Your goal:
Below are records; how many of their lines contain "Jasco"? Reply with the number and no other words.

(Exercise data)

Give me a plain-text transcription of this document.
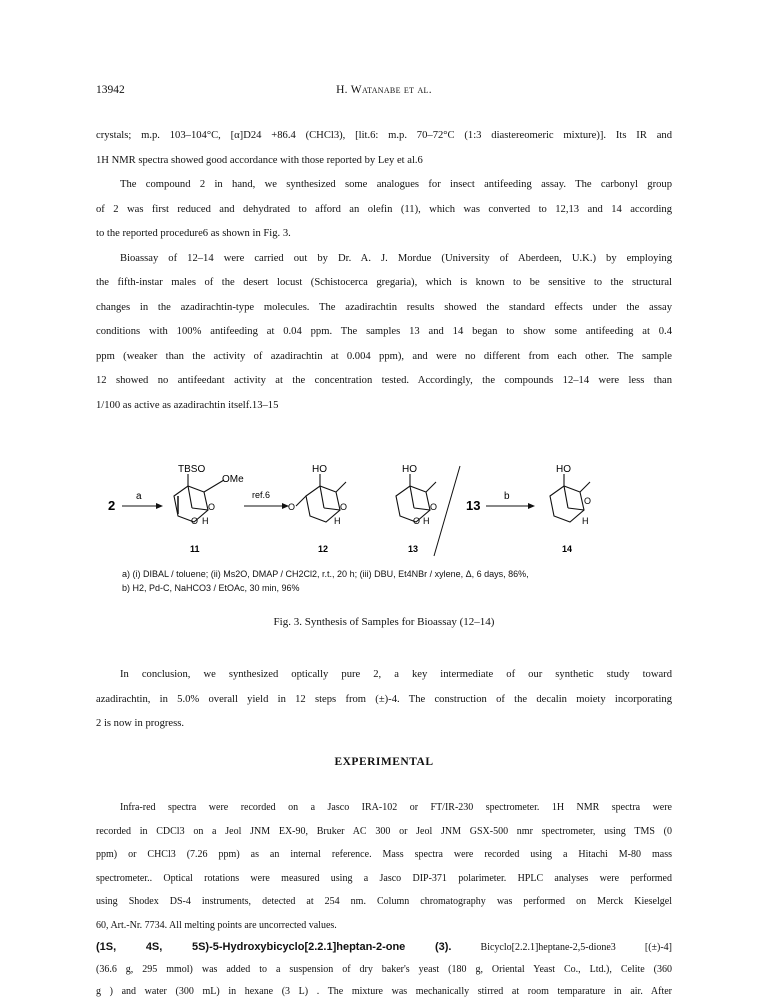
13942	H. Watanabe et al.
crystals; m.p. 103–104°C, [α]D24 +86.4 (CHCl3), [lit.6: m.p. 70–72°C (1:3 diastereomeric mixture)]. Its IR and
1H NMR spectra showed good accordance with those reported by Ley et al.6
The compound 2 in hand, we synthesized some analogues for insect antifeeding assay. The carbonyl group
of 2 was first reduced and dehydrated to afford an olefin (11), which was converted to 12,13 and 14 according
to the reported procedure6 as shown in Fig. 3.
Bioassay of 12–14 were carried out by Dr. A. J. Mordue (University of Aberdeen, U.K.) by employing
the fifth-instar males of the desert locust (Schistocerca gregaria), which is known to be sensitive to the structural
changes in the azadirachtin-type molecules. The azadirachtin results showed the standard effects under the assay
conditions with 100% antifeeding at 0.04 ppm. The samples 13 and 14 began to show some antifeeding at 0.4
ppm (weaker than the activity of azadirachtin at 0.004 ppm), and were no different from each other. The sample
12 showed no antifeedant activity at the concentration tested. Accordingly, the compounds 12–14 were less than
1/100 as active as azadirachtin itself.13–15
2
a
TBSO
OMe
O
O H
11
ref.6
HO
O	O
H
12
HO
O
O H
13
13
b
HO
O
H
14
a) (i) DIBAL / toluene; (ii) Ms2O, DMAP / CH2Cl2, r.t., 20 h; (iii) DBU, Et4NBr / xylene, Δ, 6 days, 86%,
b) H2, Pd-C, NaHCO3 / EtOAc, 30 min, 96%
Fig. 3. Synthesis of Samples for Bioassay (12–14)
In conclusion, we synthesized optically pure 2, a key intermediate of our synthetic study toward
azadirachtin, in 5.0% overall yield in 12 steps from (±)-4. The construction of the decalin moiety incorporating
2 is now in progress.
EXPERIMENTAL
Infra-red spectra were recorded on a Jasco IRA-102 or FT/IR-230 spectrometer. 1H NMR spectra were
recorded in CDCl3 on a Jeol JNM EX-90, Bruker AC 300 or Jeol JNM GSX-500 nmr spectrometer, using TMS (0
ppm) or CHCl3 (7.26 ppm) as an internal reference. Mass spectra were recorded using a Hitachi M-80 mass
spectrometer.. Optical rotations were measured using a Jasco DIP-371 polarimeter. HPLC analyses were performed
using Shodex DS-4 instruments, detected at 254 nm. Column chromatography was performed on Merck Kieselgel
60, Art.-Nr. 7734. All melting points are uncorrected values.
(1S, 4S, 5S)-5-Hydroxybicyclo[2.2.1]heptan-2-one (3).	Bicyclo[2.2.1]heptane-2,5-dione3 [(±)-4]
(36.6 g, 295 mmol) was added to a suspension of dry baker's yeast (180 g, Oriental Yeast Co., Ltd.), Celite (360
g ) and water (300 mL) in hexane (3 L) . The mixture was mechanically stirred at room temparature in air. After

(End Exercise data)

Solution to the problem:
2